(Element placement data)
☆ ☆ ☆ ☆ ☆
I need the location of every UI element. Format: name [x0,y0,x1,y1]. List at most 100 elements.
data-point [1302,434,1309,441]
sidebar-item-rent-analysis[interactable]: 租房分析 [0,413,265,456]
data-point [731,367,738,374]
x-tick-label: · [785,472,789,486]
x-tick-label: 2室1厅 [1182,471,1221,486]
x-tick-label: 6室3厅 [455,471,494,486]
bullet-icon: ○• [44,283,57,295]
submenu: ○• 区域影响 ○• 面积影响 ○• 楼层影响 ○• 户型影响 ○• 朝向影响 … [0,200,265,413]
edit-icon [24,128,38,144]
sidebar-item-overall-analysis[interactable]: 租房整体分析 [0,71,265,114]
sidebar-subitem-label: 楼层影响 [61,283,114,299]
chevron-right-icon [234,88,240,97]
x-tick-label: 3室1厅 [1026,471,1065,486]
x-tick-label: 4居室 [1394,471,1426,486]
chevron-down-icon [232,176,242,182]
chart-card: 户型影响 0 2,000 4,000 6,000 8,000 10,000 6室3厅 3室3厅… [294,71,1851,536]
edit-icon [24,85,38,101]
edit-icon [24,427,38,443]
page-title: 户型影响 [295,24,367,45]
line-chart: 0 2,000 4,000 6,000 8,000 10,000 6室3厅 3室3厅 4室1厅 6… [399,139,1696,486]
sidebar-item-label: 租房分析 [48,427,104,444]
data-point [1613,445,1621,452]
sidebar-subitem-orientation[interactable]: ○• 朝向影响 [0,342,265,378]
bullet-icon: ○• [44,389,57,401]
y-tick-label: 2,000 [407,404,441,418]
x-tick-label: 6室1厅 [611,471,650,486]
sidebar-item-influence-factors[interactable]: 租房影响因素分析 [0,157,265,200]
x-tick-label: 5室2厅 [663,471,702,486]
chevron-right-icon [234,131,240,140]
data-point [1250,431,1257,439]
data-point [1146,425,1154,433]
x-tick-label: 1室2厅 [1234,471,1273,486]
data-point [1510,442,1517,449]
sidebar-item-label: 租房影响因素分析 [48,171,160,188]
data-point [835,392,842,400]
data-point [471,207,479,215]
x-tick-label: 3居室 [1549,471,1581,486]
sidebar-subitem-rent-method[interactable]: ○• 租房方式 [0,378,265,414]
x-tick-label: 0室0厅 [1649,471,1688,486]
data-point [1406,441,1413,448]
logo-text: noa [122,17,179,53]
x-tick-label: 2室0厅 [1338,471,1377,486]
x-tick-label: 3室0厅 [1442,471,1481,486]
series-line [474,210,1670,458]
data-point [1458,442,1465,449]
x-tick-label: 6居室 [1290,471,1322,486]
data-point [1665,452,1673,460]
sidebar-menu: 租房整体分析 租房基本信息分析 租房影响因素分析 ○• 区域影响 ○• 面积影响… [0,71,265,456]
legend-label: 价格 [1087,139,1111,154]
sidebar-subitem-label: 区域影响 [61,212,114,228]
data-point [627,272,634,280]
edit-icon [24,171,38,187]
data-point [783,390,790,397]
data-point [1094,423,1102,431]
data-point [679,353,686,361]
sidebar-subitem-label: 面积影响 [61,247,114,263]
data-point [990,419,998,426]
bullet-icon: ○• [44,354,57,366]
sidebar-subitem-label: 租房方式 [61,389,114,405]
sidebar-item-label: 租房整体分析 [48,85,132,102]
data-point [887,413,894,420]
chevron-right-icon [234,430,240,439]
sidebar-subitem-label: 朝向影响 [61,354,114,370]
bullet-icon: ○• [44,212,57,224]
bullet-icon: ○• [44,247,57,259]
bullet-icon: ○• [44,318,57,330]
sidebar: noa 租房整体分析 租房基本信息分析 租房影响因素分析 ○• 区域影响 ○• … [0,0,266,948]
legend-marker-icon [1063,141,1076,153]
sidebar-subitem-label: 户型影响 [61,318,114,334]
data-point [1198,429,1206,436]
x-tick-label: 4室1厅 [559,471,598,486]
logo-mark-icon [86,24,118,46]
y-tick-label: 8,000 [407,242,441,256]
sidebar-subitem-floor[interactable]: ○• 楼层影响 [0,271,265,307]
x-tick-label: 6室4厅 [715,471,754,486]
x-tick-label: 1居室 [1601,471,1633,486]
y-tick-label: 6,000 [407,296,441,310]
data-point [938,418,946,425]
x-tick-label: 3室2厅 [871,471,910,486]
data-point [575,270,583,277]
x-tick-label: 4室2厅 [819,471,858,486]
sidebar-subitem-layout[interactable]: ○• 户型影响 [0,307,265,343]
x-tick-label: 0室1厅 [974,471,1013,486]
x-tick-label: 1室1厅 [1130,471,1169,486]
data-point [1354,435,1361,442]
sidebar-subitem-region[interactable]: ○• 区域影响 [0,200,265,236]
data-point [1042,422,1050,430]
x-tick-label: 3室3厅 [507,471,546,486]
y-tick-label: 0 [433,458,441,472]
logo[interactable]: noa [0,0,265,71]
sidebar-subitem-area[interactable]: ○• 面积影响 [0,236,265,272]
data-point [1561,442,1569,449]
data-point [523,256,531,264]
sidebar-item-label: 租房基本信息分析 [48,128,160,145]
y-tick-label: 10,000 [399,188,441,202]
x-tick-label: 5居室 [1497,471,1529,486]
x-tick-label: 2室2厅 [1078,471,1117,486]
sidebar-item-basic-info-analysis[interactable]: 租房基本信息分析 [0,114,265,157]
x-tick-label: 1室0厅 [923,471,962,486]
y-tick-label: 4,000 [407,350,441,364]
☆ ☆ ☆ ☆ ☆
_TASK STATEMENT_: Return, unchanged, the lines running from the start of the listing through the line containing "page-title: 户型影响 [295,24,367,45]".

_ANSWER TO THE PROBLEM_:
I need the location of every UI element. Format: name [x0,y0,x1,y1]. List at most 100 elements.
data-point [1302,434,1309,441]
sidebar-item-rent-analysis[interactable]: 租房分析 [0,413,265,456]
data-point [731,367,738,374]
x-tick-label: · [785,472,789,486]
x-tick-label: 2室1厅 [1182,471,1221,486]
x-tick-label: 6室3厅 [455,471,494,486]
bullet-icon: ○• [44,283,57,295]
submenu: ○• 区域影响 ○• 面积影响 ○• 楼层影响 ○• 户型影响 ○• 朝向影响 … [0,200,265,413]
edit-icon [24,128,38,144]
sidebar-item-overall-analysis[interactable]: 租房整体分析 [0,71,265,114]
sidebar-subitem-label: 楼层影响 [61,283,114,299]
chevron-right-icon [234,88,240,97]
x-tick-label: 3室1厅 [1026,471,1065,486]
x-tick-label: 4居室 [1394,471,1426,486]
chevron-down-icon [232,176,242,182]
chart-card: 户型影响 0 2,000 4,000 6,000 8,000 10,000 6室3厅 3室3厅… [294,71,1851,536]
edit-icon [24,85,38,101]
edit-icon [24,427,38,443]
page-title: 户型影响 [295,24,367,45]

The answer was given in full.